REQUIRED TASK:
Locate and copy each line in the data that contains the word "time".

MATERIAL TO PROCESS:
'''
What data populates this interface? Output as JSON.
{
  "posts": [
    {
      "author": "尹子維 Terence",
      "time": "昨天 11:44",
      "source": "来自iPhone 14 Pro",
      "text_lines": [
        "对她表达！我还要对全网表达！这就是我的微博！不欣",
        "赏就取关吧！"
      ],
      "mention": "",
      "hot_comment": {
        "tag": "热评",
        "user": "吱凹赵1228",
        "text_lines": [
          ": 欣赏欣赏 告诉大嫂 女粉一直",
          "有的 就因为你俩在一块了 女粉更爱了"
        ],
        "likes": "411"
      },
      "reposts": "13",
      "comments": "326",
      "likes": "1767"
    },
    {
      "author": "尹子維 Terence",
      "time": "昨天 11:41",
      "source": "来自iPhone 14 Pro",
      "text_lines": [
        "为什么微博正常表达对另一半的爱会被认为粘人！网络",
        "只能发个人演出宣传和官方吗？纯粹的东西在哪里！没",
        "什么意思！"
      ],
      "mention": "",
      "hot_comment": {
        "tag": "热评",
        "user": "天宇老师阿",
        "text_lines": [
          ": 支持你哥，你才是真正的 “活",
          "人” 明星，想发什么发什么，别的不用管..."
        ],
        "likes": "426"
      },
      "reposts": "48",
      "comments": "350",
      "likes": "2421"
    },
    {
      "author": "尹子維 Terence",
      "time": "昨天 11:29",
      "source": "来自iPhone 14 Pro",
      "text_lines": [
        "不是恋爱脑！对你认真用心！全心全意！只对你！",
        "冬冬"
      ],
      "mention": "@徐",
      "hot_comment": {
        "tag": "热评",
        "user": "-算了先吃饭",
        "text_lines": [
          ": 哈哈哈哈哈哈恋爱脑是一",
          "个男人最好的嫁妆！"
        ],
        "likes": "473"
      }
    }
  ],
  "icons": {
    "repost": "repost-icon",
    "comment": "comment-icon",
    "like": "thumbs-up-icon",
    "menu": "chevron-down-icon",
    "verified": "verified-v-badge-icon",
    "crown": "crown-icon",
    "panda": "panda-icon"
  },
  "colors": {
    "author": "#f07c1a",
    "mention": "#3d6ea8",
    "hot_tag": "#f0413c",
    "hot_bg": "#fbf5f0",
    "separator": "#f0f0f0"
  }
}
'''
FINAL RESULT:
      "time": "昨天 11:44",
      "time": "昨天 11:41",
      "time": "昨天 11:29",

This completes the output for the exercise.